O QUE SE PEDE: Pode repetir, sem alterar nada, as linhas da listagem desde a que contém "243, 24, 259]" até a que contém "103, 1107, 120]", incluindo as duas?

LISTAGEM A UTILIZAR:
————————

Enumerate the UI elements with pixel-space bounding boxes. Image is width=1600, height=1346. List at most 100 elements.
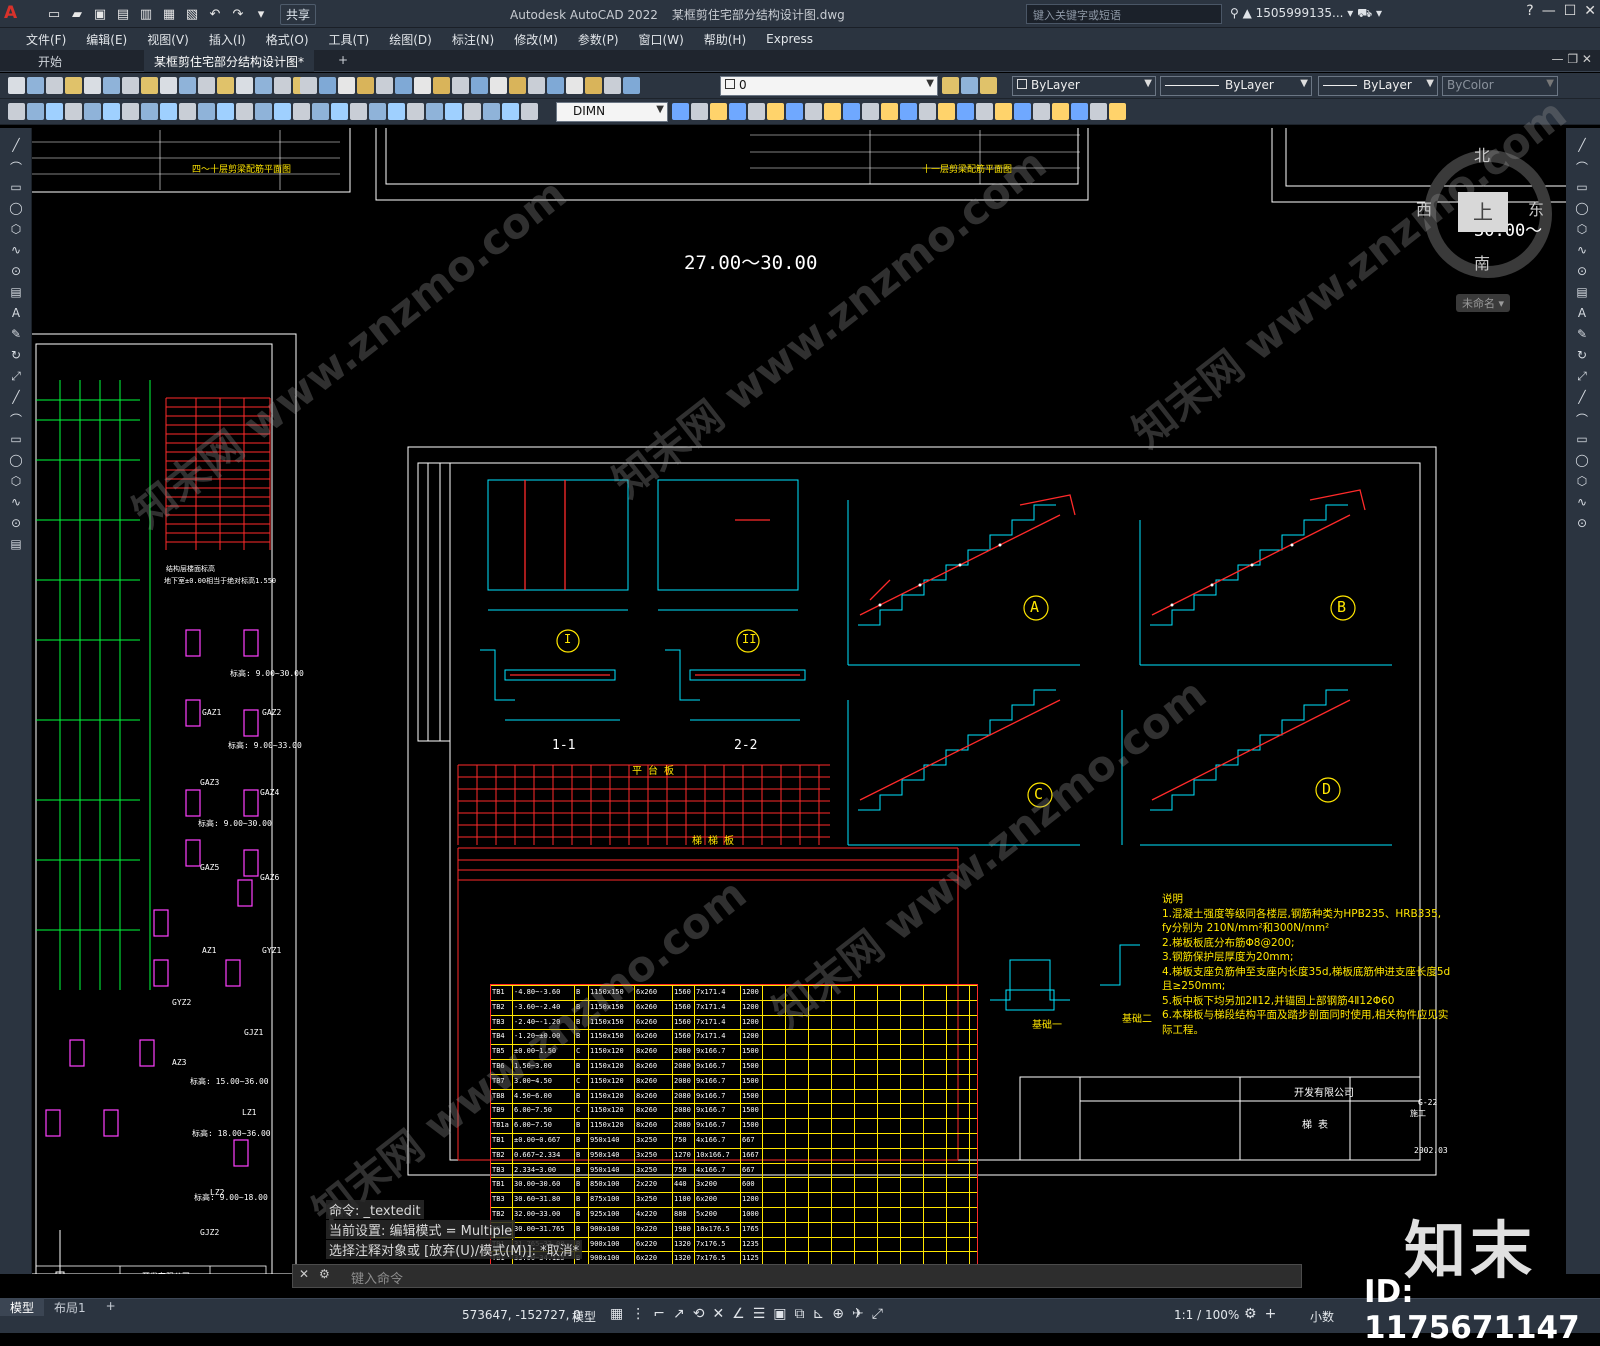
palette-tool-icon[interactable]: ∿	[8, 243, 24, 259]
palette-tool-icon[interactable]: ◯	[1574, 201, 1590, 217]
palette-tool-icon[interactable]: ▤	[1574, 285, 1590, 301]
toolbar-tool-icon[interactable]	[255, 77, 272, 94]
toolbar-tool-icon[interactable]	[141, 103, 158, 120]
print-icon[interactable]: ▧	[182, 5, 202, 25]
palette-tool-icon[interactable]: ▭	[8, 180, 24, 196]
toolbar-tool-icon[interactable]	[1090, 103, 1107, 120]
maximize-icon[interactable]: ☐	[1564, 3, 1577, 19]
toolbar-tool-icon[interactable]	[312, 103, 329, 120]
tab-model[interactable]: 模型	[0, 1298, 45, 1316]
palette-tool-icon[interactable]: ⬡	[1574, 474, 1590, 490]
redo-icon[interactable]: ↷	[228, 5, 248, 25]
transparency-icon[interactable]: ▣	[773, 1306, 786, 1322]
toolbar-tool-icon[interactable]	[483, 103, 500, 120]
open-icon[interactable]: ▰	[67, 5, 87, 25]
palette-tool-icon[interactable]: ◯	[8, 201, 24, 217]
toolbar-tool-icon[interactable]	[547, 77, 564, 94]
ortho-icon[interactable]: ⌐	[653, 1306, 665, 1322]
menu-item[interactable]: 绘图(D)	[379, 31, 442, 48]
tab-layout1[interactable]: 布局1	[44, 1298, 96, 1316]
palette-tool-icon[interactable]: A	[8, 306, 24, 322]
toolbar-tool-icon[interactable]	[995, 103, 1012, 120]
palette-tool-icon[interactable]: ◯	[1574, 453, 1590, 469]
menu-item[interactable]: 视图(V)	[137, 31, 199, 48]
toolbar-tool-icon[interactable]	[1052, 103, 1069, 120]
palette-tool-icon[interactable]: ✎	[8, 327, 24, 343]
toolbar-tool-icon[interactable]	[521, 103, 538, 120]
toolbar-tool-icon[interactable]	[452, 77, 469, 94]
toolbar-tool-icon[interactable]	[319, 77, 336, 94]
toolbar-tool-icon[interactable]	[198, 103, 215, 120]
toolbar-tool-icon[interactable]	[961, 77, 978, 94]
user-account[interactable]: ⚲ ▲ 1505999135... ▾ ⛟ ▾	[1230, 6, 1382, 22]
toolbar-tool-icon[interactable]	[824, 103, 841, 120]
palette-tool-icon[interactable]: ↻	[8, 348, 24, 364]
toolbar-tool-icon[interactable]	[236, 103, 253, 120]
toolbar-tool-icon[interactable]	[502, 103, 519, 120]
toolbar-tool-icon[interactable]	[464, 103, 481, 120]
compass-east[interactable]: 东	[1528, 196, 1544, 220]
toolbar-tool-icon[interactable]	[786, 103, 803, 120]
compass-west[interactable]: 西	[1416, 196, 1432, 220]
selection-cycling-icon[interactable]: ⧉	[795, 1306, 805, 1322]
toolbar-tool-icon[interactable]	[217, 77, 234, 94]
toolbar-tool-icon[interactable]	[1014, 103, 1031, 120]
toolbar-tool-icon[interactable]	[46, 77, 63, 94]
toolbar-tool-icon[interactable]	[395, 77, 412, 94]
toolbar-tool-icon[interactable]	[471, 77, 488, 94]
palette-tool-icon[interactable]: ⌒	[1574, 411, 1590, 427]
toolbar-tool-icon[interactable]	[350, 103, 367, 120]
toolbar-tool-icon[interactable]	[388, 103, 405, 120]
otrack-icon[interactable]: ∠	[732, 1306, 745, 1322]
search-input[interactable]: 键入关键字或短语	[1026, 4, 1222, 24]
snap-icon[interactable]: ⋮	[631, 1306, 645, 1322]
palette-tool-icon[interactable]: ⊙	[8, 516, 24, 532]
palette-tool-icon[interactable]: ◯	[8, 453, 24, 469]
toolbar-tool-icon[interactable]	[8, 103, 25, 120]
ucs-name-menu[interactable]: 未命名 ▾	[1456, 294, 1511, 312]
autoscale-icon[interactable]: ⤢	[872, 1306, 883, 1322]
palette-tool-icon[interactable]: ⤢	[1574, 369, 1590, 385]
toolbar-tool-icon[interactable]	[623, 77, 640, 94]
palette-tool-icon[interactable]: ∿	[1574, 243, 1590, 259]
menu-item[interactable]: 插入(I)	[199, 31, 256, 48]
color-combo[interactable]: ByLayer ▼	[1012, 76, 1156, 96]
toolbar-tool-icon[interactable]	[490, 77, 507, 94]
toolbar-tool-icon[interactable]	[122, 77, 139, 94]
toolbar-tool-icon[interactable]	[919, 103, 936, 120]
palette-tool-icon[interactable]: ⌒	[8, 159, 24, 175]
menu-item[interactable]: 窗口(W)	[629, 31, 694, 48]
menu-item[interactable]: 文件(F)	[16, 31, 76, 48]
web-icon[interactable]: ▥	[136, 5, 156, 25]
toolbar-tool-icon[interactable]	[426, 103, 443, 120]
toolbar-tool-icon[interactable]	[357, 77, 374, 94]
palette-tool-icon[interactable]: ⊙	[1574, 516, 1590, 532]
lineweight-combo[interactable]: ByLayer ▼	[1318, 76, 1438, 96]
close-icon[interactable]: ✕	[1584, 3, 1596, 19]
help-icon[interactable]: ?	[1526, 3, 1533, 19]
toolbar-tool-icon[interactable]	[414, 77, 431, 94]
settings-icon[interactable]: ⚙	[1244, 1306, 1257, 1322]
command-input[interactable]: ✕ ⚙ 键入命令	[292, 1264, 1302, 1288]
annotation-scale[interactable]: 1:1 / 100%	[1174, 1308, 1239, 1322]
toolbar-tool-icon[interactable]	[331, 103, 348, 120]
palette-tool-icon[interactable]: ✎	[1574, 327, 1590, 343]
menu-item[interactable]: 参数(P)	[568, 31, 629, 48]
palette-tool-icon[interactable]: ▭	[1574, 180, 1590, 196]
annotation-visibility-icon[interactable]: ✈	[852, 1306, 864, 1322]
toolbar-tool-icon[interactable]	[843, 103, 860, 120]
toolbar-tool-icon[interactable]	[217, 103, 234, 120]
toolbar-tool-icon[interactable]	[980, 77, 997, 94]
palette-tool-icon[interactable]: ⌒	[8, 411, 24, 427]
toolbar-tool-icon[interactable]	[369, 103, 386, 120]
toolbar-tool-icon[interactable]	[528, 77, 545, 94]
add-icon[interactable]: +	[1265, 1306, 1277, 1322]
toolbar-tool-icon[interactable]	[122, 103, 139, 120]
toolbar-tool-icon[interactable]	[805, 103, 822, 120]
linetype-combo[interactable]: ByLayer ▼	[1160, 76, 1312, 96]
new-icon[interactable]: ▭	[44, 5, 64, 25]
toolbar-tool-icon[interactable]	[65, 103, 82, 120]
toolbar-tool-icon[interactable]	[509, 77, 526, 94]
share-button[interactable]: 共享	[280, 4, 317, 25]
palette-tool-icon[interactable]: ╱	[1574, 390, 1590, 406]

————————

RESULTADO DA TAREFA:
palette-tool-icon[interactable]: ∿	[8, 243, 24, 259]
palette-tool-icon[interactable]: ◯	[1574, 201, 1590, 217]
palette-tool-icon[interactable]: ▤	[1574, 285, 1590, 301]
toolbar-tool-icon[interactable]	[255, 77, 272, 94]
toolbar-tool-icon[interactable]	[141, 103, 158, 120]
print-icon[interactable]: ▧	[182, 5, 202, 25]
palette-tool-icon[interactable]: ▭	[8, 180, 24, 196]
toolbar-tool-icon[interactable]	[1090, 103, 1107, 120]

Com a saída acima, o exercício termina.